Data shown
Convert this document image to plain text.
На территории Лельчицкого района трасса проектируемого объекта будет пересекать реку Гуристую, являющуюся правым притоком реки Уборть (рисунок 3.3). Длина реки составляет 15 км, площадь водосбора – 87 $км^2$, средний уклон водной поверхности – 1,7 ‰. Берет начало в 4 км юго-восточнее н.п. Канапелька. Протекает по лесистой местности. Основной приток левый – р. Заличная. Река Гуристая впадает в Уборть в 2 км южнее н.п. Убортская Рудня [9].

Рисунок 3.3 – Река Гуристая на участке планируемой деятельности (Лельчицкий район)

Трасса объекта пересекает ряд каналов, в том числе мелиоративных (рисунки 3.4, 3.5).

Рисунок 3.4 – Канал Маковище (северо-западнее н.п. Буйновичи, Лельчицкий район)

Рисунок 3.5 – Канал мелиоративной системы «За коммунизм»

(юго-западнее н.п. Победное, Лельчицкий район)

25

Directions for this task
Give the complete listing a second time, exactly as it reads.

The result
Convert this document image to plain text.
На территории Лельчицкого района трасса проектируемого объекта будет пересекать реку Гуристую, являющуюся правым притоком реки Уборть (рисунок 3.3). Длина реки составляет 15 км, площадь водосбора – 87 $км^2$, средний уклон водной поверхности – 1,7 ‰. Берет начало в 4 км юго-восточнее н.п. Канапелька. Протекает по лесистой местности. Основной приток левый – р. Заличная. Река Гуристая впадает в Уборть в 2 км южнее н.п. Убортская Рудня [9].

Рисунок 3.3 – Река Гуристая на участке планируемой деятельности (Лельчицкий район)

Трасса объекта пересекает ряд каналов, в том числе мелиоративных (рисунки 3.4, 3.5).

Рисунок 3.4 – Канал Маковище (северо-западнее н.п. Буйновичи, Лельчицкий район)

Рисунок 3.5 – Канал мелиоративной системы «За коммунизм»

(юго-западнее н.п. Победное, Лельчицкий район)

25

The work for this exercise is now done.